» **Task prompt**:
Repeat the data word for word. Do not include the pictures.

◇ ◇ ◇ ◇

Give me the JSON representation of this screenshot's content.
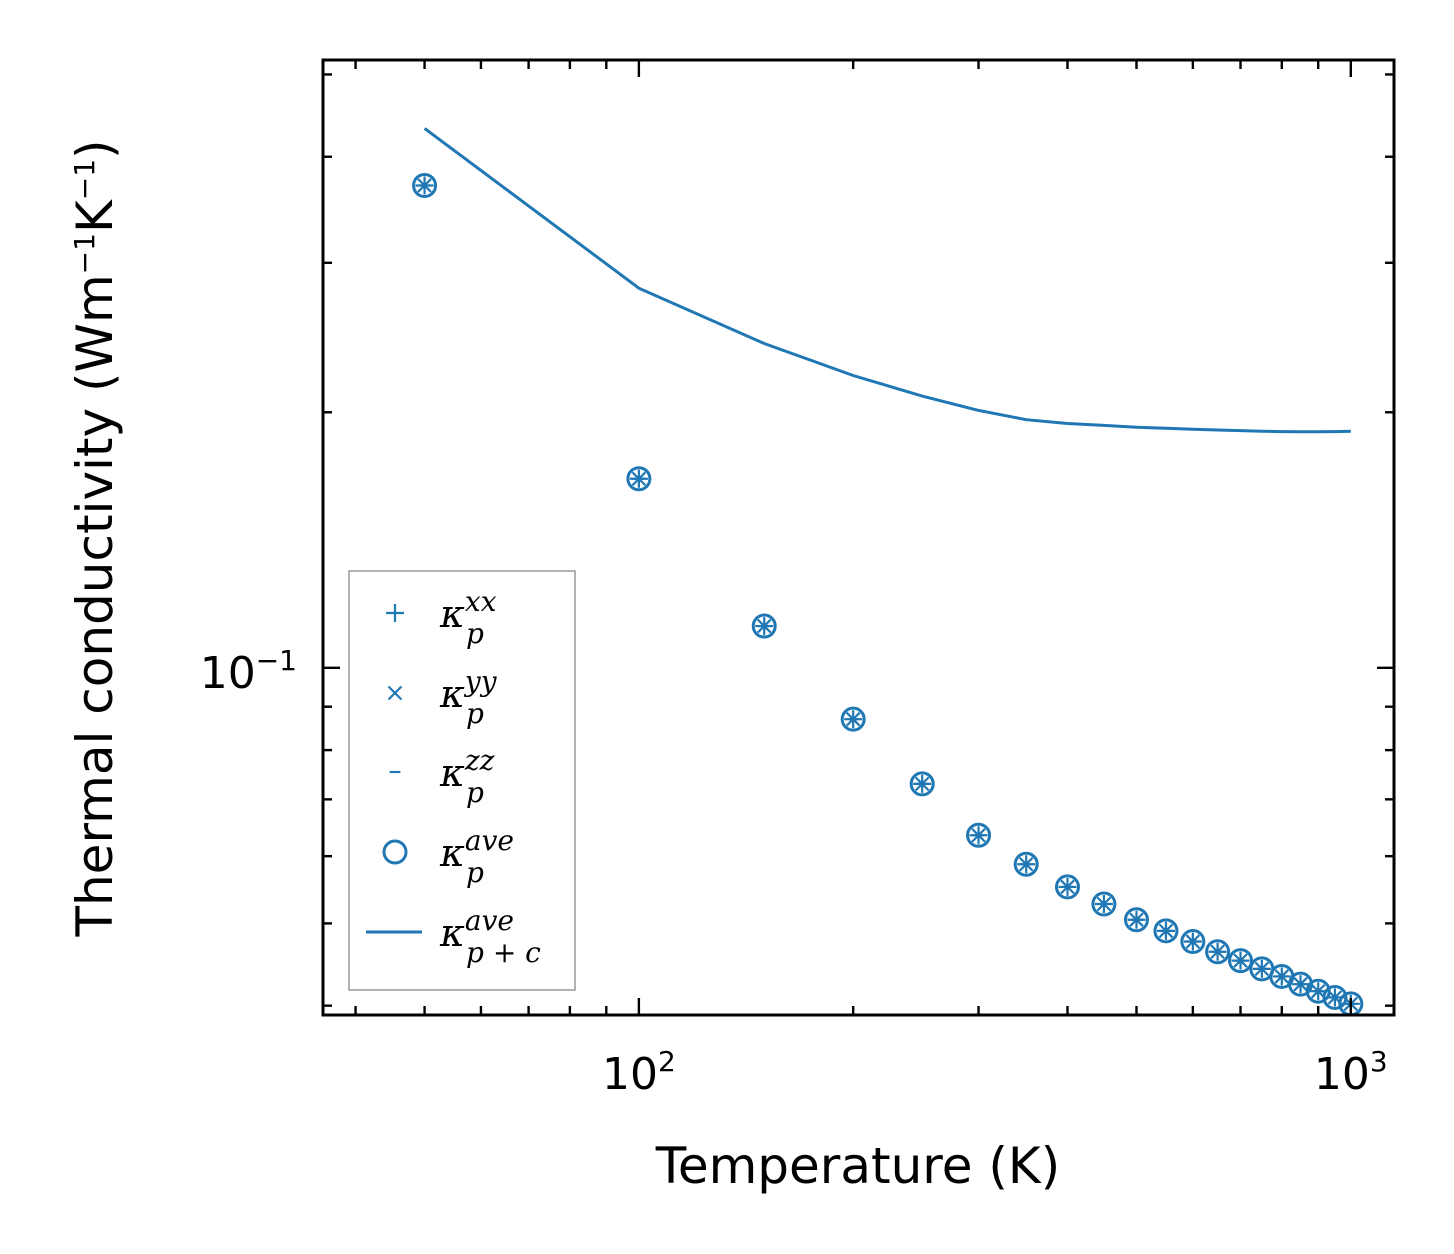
{
  "chart_data": {
    "type": "scatter",
    "xlabel": "Temperature (K)",
    "ylabel": "Thermal conductivity (Wm",
    "ylabel_sup1": "−1",
    "ylabel_mid": "K",
    "ylabel_sup2": "−1",
    "ylabel_end": ")",
    "xscale": "log",
    "yscale": "log",
    "xlim": [
      36,
      1150
    ],
    "ylim": [
      0.039,
      0.52
    ],
    "x_ticklabels": [
      {
        "value": 100,
        "base": "10",
        "exp": "2"
      },
      {
        "value": 1000,
        "base": "10",
        "exp": "3"
      }
    ],
    "y_ticklabels": [
      {
        "value": 0.1,
        "base": "10",
        "exp": "−1"
      }
    ],
    "legend_position": "lower-left",
    "legend": [
      {
        "marker": "plus",
        "symbol": "κ",
        "sup": "xx",
        "sub": "p"
      },
      {
        "marker": "x",
        "symbol": "κ",
        "sup": "yy",
        "sub": "p"
      },
      {
        "marker": "dash",
        "symbol": "κ",
        "sup": "zz",
        "sub": "p"
      },
      {
        "marker": "circle",
        "symbol": "κ",
        "sup": "ave",
        "sub": "p"
      },
      {
        "marker": "line",
        "symbol": "κ",
        "sup": "ave",
        "sub": "p + c"
      }
    ],
    "x": [
      50,
      100,
      150,
      200,
      250,
      300,
      350,
      400,
      450,
      500,
      550,
      600,
      650,
      700,
      750,
      800,
      850,
      900,
      950,
      1000
    ],
    "series": [
      {
        "name": "κ_p^xx",
        "values": [
          0.37,
          0.167,
          0.112,
          0.087,
          0.073,
          0.0635,
          0.0587,
          0.0552,
          0.0527,
          0.0505,
          0.049,
          0.0476,
          0.0463,
          0.0452,
          0.0442,
          0.0433,
          0.0424,
          0.0416,
          0.0409,
          0.0402
        ]
      },
      {
        "name": "κ_p^yy",
        "values": [
          0.37,
          0.167,
          0.112,
          0.087,
          0.073,
          0.0635,
          0.0587,
          0.0552,
          0.0527,
          0.0505,
          0.049,
          0.0476,
          0.0463,
          0.0452,
          0.0442,
          0.0433,
          0.0424,
          0.0416,
          0.0409,
          0.0402
        ]
      },
      {
        "name": "κ_p^zz",
        "values": [
          0.37,
          0.167,
          0.112,
          0.087,
          0.073,
          0.0635,
          0.0587,
          0.0552,
          0.0527,
          0.0505,
          0.049,
          0.0476,
          0.0463,
          0.0452,
          0.0442,
          0.0433,
          0.0424,
          0.0416,
          0.0409,
          0.0402
        ]
      },
      {
        "name": "κ_p^ave",
        "values": [
          0.37,
          0.167,
          0.112,
          0.087,
          0.073,
          0.0635,
          0.0587,
          0.0552,
          0.0527,
          0.0505,
          0.049,
          0.0476,
          0.0463,
          0.0452,
          0.0442,
          0.0433,
          0.0424,
          0.0416,
          0.0409,
          0.0402
        ]
      },
      {
        "name": "κ_p+c^ave",
        "values": [
          0.432,
          0.28,
          0.241,
          0.221,
          0.209,
          0.201,
          0.196,
          0.194,
          0.193,
          0.192,
          0.1915,
          0.191,
          0.1906,
          0.1903,
          0.19,
          0.1898,
          0.1897,
          0.1897,
          0.1898,
          0.19
        ]
      }
    ],
    "color": "#1f77b4"
  }
}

◇ ◇ ◇ ◇

» **Solution to this task**:
Give me the JSON representation of this screenshot's content.
{
  "chart_data": {
    "type": "scatter",
    "xlabel": "Temperature (K)",
    "ylabel": "Thermal conductivity (Wm",
    "ylabel_sup1": "−1",
    "ylabel_mid": "K",
    "ylabel_sup2": "−1",
    "ylabel_end": ")",
    "xscale": "log",
    "yscale": "log",
    "xlim": [
      36,
      1150
    ],
    "ylim": [
      0.039,
      0.52
    ],
    "x_ticklabels": [
      {
        "value": 100,
        "base": "10",
        "exp": "2"
      },
      {
        "value": 1000,
        "base": "10",
        "exp": "3"
      }
    ],
    "y_ticklabels": [
      {
        "value": 0.1,
        "base": "10",
        "exp": "−1"
      }
    ],
    "legend_position": "lower-left",
    "legend": [
      {
        "marker": "plus",
        "symbol": "κ",
        "sup": "xx",
        "sub": "p"
      },
      {
        "marker": "x",
        "symbol": "κ",
        "sup": "yy",
        "sub": "p"
      },
      {
        "marker": "dash",
        "symbol": "κ",
        "sup": "zz",
        "sub": "p"
      },
      {
        "marker": "circle",
        "symbol": "κ",
        "sup": "ave",
        "sub": "p"
      },
      {
        "marker": "line",
        "symbol": "κ",
        "sup": "ave",
        "sub": "p + c"
      }
    ],
    "x": [
      50,
      100,
      150,
      200,
      250,
      300,
      350,
      400,
      450,
      500,
      550,
      600,
      650,
      700,
      750,
      800,
      850,
      900,
      950,
      1000
    ],
    "series": [
      {
        "name": "κ_p^xx",
        "values": [
          0.37,
          0.167,
          0.112,
          0.087,
          0.073,
          0.0635,
          0.0587,
          0.0552,
          0.0527,
          0.0505,
          0.049,
          0.0476,
          0.0463,
          0.0452,
          0.0442,
          0.0433,
          0.0424,
          0.0416,
          0.0409,
          0.0402
        ]
      },
      {
        "name": "κ_p^yy",
        "values": [
          0.37,
          0.167,
          0.112,
          0.087,
          0.073,
          0.0635,
          0.0587,
          0.0552,
          0.0527,
          0.0505,
          0.049,
          0.0476,
          0.0463,
          0.0452,
          0.0442,
          0.0433,
          0.0424,
          0.0416,
          0.0409,
          0.0402
        ]
      },
      {
        "name": "κ_p^zz",
        "values": [
          0.37,
          0.167,
          0.112,
          0.087,
          0.073,
          0.0635,
          0.0587,
          0.0552,
          0.0527,
          0.0505,
          0.049,
          0.0476,
          0.0463,
          0.0452,
          0.0442,
          0.0433,
          0.0424,
          0.0416,
          0.0409,
          0.0402
        ]
      },
      {
        "name": "κ_p^ave",
        "values": [
          0.37,
          0.167,
          0.112,
          0.087,
          0.073,
          0.0635,
          0.0587,
          0.0552,
          0.0527,
          0.0505,
          0.049,
          0.0476,
          0.0463,
          0.0452,
          0.0442,
          0.0433,
          0.0424,
          0.0416,
          0.0409,
          0.0402
        ]
      },
      {
        "name": "κ_p+c^ave",
        "values": [
          0.432,
          0.28,
          0.241,
          0.221,
          0.209,
          0.201,
          0.196,
          0.194,
          0.193,
          0.192,
          0.1915,
          0.191,
          0.1906,
          0.1903,
          0.19,
          0.1898,
          0.1897,
          0.1897,
          0.1898,
          0.19
        ]
      }
    ],
    "color": "#1f77b4"
  }
}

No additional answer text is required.